[Stored entries]
=======
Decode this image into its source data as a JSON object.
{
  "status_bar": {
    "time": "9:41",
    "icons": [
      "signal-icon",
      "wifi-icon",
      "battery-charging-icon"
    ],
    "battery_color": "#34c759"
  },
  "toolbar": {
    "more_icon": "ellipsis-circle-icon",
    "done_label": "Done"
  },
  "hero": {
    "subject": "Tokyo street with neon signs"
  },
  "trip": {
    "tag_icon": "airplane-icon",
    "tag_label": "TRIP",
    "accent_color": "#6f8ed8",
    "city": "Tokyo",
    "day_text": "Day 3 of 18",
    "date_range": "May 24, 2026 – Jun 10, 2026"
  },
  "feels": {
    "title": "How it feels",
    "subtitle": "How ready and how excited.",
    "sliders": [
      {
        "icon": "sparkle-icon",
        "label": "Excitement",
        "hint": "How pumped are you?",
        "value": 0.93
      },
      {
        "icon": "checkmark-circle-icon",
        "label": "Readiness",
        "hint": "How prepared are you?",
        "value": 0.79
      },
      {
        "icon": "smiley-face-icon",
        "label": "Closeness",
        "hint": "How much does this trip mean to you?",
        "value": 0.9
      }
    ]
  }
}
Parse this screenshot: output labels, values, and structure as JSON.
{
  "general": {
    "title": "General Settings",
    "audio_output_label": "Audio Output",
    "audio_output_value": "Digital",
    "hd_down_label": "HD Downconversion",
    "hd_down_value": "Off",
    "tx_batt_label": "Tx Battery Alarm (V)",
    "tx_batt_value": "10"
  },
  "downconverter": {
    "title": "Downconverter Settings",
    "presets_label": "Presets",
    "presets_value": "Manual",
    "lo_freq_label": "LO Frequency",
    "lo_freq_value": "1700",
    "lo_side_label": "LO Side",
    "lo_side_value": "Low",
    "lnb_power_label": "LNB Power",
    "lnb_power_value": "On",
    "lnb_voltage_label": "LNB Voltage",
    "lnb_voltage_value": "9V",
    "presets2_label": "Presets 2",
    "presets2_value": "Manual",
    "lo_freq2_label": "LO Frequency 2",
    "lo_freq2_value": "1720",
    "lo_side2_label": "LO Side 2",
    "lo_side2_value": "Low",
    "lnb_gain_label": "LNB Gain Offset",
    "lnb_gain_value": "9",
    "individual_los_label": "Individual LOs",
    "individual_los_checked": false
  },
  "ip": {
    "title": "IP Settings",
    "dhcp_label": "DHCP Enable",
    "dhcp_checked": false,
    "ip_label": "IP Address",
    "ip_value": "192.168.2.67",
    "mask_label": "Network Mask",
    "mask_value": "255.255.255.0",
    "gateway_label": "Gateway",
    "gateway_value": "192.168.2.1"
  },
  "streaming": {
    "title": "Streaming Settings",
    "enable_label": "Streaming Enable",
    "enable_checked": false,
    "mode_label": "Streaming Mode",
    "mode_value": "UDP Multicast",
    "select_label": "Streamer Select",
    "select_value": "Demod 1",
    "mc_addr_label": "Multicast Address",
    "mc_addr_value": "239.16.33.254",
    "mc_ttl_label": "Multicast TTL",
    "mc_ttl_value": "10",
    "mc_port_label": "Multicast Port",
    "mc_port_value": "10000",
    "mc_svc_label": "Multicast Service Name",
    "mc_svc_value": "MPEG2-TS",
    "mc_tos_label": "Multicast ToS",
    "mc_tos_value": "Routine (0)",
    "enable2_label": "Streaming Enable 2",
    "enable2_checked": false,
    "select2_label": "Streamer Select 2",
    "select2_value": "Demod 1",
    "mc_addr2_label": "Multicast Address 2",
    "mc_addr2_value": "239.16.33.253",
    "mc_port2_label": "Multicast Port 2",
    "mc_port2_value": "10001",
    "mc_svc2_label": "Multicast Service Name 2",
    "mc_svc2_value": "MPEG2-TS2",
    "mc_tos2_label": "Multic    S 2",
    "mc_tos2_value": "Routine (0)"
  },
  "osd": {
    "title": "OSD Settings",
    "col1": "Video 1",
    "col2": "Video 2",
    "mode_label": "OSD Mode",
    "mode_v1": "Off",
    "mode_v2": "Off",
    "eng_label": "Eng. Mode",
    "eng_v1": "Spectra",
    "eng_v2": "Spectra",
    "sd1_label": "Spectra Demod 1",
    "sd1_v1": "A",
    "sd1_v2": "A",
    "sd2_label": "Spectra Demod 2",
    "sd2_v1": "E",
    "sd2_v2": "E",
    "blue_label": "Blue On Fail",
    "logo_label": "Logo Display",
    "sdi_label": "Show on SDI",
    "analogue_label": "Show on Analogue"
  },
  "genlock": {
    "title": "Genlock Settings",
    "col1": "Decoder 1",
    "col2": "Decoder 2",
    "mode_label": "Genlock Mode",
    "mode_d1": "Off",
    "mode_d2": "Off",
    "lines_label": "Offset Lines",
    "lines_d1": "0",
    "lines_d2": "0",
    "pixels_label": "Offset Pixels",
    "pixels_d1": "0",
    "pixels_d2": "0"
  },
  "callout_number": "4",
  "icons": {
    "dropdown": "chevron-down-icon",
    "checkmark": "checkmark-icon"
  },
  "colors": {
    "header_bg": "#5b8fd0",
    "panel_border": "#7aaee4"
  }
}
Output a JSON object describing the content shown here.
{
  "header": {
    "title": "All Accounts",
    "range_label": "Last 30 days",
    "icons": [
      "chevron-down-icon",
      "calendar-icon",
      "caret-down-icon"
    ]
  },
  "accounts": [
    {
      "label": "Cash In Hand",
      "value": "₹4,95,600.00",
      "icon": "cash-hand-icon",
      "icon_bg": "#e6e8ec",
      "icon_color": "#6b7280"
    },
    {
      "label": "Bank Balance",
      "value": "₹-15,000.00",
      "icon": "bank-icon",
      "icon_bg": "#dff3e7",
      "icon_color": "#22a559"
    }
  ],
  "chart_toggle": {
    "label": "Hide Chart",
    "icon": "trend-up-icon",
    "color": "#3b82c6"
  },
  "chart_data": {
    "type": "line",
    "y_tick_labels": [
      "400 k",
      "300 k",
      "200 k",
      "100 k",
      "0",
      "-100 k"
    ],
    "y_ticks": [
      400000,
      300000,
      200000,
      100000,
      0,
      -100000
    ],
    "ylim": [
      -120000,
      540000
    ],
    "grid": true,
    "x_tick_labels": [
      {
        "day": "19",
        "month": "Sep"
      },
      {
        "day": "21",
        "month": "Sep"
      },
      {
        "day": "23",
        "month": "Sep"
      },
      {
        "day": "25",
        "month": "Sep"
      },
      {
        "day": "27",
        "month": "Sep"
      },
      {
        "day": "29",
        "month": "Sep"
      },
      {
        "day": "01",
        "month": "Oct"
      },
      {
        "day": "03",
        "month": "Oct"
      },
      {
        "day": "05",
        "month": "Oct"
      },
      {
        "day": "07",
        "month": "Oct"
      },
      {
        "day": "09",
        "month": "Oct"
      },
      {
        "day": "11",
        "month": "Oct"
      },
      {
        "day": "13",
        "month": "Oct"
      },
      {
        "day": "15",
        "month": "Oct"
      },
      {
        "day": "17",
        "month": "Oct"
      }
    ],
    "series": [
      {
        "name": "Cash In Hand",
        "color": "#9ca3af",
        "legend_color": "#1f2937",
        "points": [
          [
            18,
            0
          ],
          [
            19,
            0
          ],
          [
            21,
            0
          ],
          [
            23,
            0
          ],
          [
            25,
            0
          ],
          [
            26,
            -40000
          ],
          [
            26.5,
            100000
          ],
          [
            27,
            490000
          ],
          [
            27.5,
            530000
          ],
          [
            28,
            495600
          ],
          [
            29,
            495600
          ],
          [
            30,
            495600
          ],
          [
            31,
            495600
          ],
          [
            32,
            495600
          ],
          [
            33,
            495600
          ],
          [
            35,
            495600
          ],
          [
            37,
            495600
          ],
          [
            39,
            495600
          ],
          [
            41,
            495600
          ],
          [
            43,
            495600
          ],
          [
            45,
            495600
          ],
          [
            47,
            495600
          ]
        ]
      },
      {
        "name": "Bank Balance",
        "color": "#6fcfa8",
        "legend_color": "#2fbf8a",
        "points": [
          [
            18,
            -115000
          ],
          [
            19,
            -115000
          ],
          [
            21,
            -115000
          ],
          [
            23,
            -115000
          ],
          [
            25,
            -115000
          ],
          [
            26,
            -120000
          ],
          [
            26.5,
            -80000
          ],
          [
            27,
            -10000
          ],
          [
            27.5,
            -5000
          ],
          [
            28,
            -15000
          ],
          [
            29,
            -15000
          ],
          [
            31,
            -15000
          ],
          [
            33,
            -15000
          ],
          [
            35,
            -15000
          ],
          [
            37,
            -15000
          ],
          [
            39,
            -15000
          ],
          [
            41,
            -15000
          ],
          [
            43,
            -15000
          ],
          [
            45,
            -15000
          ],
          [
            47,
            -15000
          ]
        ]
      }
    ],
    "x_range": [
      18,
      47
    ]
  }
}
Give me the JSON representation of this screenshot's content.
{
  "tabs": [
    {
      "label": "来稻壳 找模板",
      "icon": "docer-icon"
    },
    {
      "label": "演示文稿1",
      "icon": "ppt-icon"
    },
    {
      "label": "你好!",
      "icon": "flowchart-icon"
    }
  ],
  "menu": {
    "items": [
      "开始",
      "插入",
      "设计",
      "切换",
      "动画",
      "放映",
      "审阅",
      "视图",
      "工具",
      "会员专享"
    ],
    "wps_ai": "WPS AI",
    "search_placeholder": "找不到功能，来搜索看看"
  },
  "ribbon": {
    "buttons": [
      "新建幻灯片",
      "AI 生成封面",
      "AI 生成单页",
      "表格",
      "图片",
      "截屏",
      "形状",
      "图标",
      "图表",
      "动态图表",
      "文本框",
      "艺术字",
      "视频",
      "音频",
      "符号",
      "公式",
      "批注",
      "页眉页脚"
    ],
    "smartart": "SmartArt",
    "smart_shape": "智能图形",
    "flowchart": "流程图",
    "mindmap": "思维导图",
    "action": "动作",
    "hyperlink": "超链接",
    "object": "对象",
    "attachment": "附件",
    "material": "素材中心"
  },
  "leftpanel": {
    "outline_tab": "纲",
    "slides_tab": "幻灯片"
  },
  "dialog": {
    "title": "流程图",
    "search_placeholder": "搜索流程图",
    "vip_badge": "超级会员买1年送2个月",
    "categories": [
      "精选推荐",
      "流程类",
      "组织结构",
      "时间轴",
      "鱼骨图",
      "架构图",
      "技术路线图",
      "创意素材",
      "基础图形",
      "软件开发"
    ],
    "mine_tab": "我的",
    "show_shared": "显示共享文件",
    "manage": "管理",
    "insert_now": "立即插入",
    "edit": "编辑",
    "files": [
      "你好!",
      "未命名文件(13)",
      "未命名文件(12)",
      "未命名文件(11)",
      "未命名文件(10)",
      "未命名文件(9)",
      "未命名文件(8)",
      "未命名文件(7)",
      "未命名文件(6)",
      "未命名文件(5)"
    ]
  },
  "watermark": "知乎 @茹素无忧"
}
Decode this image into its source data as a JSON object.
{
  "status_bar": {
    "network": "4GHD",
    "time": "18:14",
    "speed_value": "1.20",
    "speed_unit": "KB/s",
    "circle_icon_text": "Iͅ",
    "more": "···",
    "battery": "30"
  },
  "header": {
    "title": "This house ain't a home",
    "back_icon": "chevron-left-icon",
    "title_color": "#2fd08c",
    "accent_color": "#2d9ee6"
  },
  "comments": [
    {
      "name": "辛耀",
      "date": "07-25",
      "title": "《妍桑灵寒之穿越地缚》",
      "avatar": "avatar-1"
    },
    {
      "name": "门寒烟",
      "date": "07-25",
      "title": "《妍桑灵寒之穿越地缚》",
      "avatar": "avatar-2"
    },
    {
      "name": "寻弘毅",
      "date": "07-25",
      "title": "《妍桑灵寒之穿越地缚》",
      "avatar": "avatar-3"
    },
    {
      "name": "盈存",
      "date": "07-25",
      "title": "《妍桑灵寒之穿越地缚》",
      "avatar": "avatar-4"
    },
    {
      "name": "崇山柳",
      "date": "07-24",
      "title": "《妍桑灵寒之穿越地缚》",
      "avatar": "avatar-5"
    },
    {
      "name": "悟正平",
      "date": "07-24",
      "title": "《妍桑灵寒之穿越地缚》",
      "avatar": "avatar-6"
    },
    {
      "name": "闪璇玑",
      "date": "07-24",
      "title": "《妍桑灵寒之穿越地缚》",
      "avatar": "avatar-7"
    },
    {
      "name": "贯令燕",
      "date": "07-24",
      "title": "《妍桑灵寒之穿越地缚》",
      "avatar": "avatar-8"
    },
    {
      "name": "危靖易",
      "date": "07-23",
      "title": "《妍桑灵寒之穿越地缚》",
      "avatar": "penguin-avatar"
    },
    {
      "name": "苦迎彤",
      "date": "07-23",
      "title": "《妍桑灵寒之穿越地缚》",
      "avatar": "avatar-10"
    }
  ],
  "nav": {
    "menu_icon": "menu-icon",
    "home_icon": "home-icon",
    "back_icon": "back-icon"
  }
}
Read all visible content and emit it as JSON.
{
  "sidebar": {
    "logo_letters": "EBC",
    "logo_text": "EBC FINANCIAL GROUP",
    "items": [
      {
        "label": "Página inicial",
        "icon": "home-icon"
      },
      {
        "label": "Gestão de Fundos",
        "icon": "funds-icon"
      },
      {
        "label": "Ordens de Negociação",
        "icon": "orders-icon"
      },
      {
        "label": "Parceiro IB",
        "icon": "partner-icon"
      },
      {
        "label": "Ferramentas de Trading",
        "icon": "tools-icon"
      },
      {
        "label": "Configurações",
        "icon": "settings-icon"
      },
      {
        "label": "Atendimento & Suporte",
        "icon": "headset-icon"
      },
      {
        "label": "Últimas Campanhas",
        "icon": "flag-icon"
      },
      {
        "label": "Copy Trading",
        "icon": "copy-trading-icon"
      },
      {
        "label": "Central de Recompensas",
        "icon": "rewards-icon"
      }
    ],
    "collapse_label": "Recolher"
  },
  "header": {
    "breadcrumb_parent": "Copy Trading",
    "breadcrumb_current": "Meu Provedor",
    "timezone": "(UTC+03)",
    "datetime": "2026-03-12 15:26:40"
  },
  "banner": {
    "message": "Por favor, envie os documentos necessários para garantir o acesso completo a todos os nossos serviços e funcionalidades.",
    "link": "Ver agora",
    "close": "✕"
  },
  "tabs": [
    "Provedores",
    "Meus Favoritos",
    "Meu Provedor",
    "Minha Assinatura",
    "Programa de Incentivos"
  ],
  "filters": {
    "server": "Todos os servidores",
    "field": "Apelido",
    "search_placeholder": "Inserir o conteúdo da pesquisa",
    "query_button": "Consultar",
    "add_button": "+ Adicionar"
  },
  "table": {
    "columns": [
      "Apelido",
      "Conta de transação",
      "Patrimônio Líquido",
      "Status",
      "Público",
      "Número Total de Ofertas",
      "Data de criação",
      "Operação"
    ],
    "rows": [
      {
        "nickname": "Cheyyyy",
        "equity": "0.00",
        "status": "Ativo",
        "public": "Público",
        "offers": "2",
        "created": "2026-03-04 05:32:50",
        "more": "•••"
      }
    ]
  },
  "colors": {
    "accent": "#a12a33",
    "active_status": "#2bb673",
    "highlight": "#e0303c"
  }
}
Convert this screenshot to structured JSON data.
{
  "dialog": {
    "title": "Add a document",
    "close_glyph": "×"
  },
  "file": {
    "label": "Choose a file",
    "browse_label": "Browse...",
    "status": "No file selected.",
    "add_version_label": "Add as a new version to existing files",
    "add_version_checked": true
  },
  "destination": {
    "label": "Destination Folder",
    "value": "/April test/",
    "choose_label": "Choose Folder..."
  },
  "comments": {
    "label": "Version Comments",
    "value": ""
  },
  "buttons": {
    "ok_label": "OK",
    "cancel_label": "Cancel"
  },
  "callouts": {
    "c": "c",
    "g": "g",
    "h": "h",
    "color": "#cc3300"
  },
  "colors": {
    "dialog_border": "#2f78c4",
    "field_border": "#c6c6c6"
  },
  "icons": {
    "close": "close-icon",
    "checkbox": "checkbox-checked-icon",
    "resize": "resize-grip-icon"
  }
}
=======
§ INSTRUCTION: Pull out each line of the listing that holds the string "Tokyo".

§ OUTPUT FOR THIS TASK:
    "subject": "Tokyo street with neon signs"
    "city": "Tokyo",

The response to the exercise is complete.